What the exercise asks:
Give back the entire listing verbatim.

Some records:

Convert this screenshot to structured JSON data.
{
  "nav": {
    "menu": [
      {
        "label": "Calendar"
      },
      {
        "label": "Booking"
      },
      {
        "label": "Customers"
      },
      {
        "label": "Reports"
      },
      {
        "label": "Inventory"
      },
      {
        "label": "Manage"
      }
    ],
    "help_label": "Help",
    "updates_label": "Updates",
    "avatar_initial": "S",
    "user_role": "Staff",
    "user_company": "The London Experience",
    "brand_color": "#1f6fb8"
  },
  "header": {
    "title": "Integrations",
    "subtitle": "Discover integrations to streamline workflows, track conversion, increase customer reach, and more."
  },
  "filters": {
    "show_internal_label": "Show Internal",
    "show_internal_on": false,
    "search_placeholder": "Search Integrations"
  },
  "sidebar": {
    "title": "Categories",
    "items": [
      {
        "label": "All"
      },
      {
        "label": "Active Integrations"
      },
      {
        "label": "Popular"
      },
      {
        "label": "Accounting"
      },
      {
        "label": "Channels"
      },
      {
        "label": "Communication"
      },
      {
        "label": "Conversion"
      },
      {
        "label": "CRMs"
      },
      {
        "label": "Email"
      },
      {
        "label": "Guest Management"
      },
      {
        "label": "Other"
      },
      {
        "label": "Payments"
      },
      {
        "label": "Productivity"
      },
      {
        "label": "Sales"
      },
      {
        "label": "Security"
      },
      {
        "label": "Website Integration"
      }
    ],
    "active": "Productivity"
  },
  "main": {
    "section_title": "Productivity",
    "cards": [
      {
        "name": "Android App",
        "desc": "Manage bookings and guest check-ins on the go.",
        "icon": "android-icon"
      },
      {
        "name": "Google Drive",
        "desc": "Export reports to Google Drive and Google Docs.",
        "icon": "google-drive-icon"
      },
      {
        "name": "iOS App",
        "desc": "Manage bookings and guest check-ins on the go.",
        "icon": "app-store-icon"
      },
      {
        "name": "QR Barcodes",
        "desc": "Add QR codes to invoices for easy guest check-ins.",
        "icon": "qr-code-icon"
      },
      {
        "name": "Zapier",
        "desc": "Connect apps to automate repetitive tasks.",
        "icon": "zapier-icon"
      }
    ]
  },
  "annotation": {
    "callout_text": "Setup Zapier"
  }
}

The output:
Convert this screenshot to structured JSON data.
{
  "nav": {
    "menu": [
      {
        "label": "Calendar"
      },
      {
        "label": "Booking"
      },
      {
        "label": "Customers"
      },
      {
        "label": "Reports"
      },
      {
        "label": "Inventory"
      },
      {
        "label": "Manage"
      }
    ],
    "help_label": "Help",
    "updates_label": "Updates",
    "avatar_initial": "S",
    "user_role": "Staff",
    "user_company": "The London Experience",
    "brand_color": "#1f6fb8"
  },
  "header": {
    "title": "Integrations",
    "subtitle": "Discover integrations to streamline workflows, track conversion, increase customer reach, and more."
  },
  "filters": {
    "show_internal_label": "Show Internal",
    "show_internal_on": false,
    "search_placeholder": "Search Integrations"
  },
  "sidebar": {
    "title": "Categories",
    "items": [
      {
        "label": "All"
      },
      {
        "label": "Active Integrations"
      },
      {
        "label": "Popular"
      },
      {
        "label": "Accounting"
      },
      {
        "label": "Channels"
      },
      {
        "label": "Communication"
      },
      {
        "label": "Conversion"
      },
      {
        "label": "CRMs"
      },
      {
        "label": "Email"
      },
      {
        "label": "Guest Management"
      },
      {
        "label": "Other"
      },
      {
        "label": "Payments"
      },
      {
        "label": "Productivity"
      },
      {
        "label": "Sales"
      },
      {
        "label": "Security"
      },
      {
        "label": "Website Integration"
      }
    ],
    "active": "Productivity"
  },
  "main": {
    "section_title": "Productivity",
    "cards": [
      {
        "name": "Android App",
        "desc": "Manage bookings and guest check-ins on the go.",
        "icon": "android-icon"
      },
      {
        "name": "Google Drive",
        "desc": "Export reports to Google Drive and Google Docs.",
        "icon": "google-drive-icon"
      },
      {
        "name": "iOS App",
        "desc": "Manage bookings and guest check-ins on the go.",
        "icon": "app-store-icon"
      },
      {
        "name": "QR Barcodes",
        "desc": "Add QR codes to invoices for easy guest check-ins.",
        "icon": "qr-code-icon"
      },
      {
        "name": "Zapier",
        "desc": "Connect apps to automate repetitive tasks.",
        "icon": "zapier-icon"
      }
    ]
  },
  "annotation": {
    "callout_text": "Setup Zapier"
  }
}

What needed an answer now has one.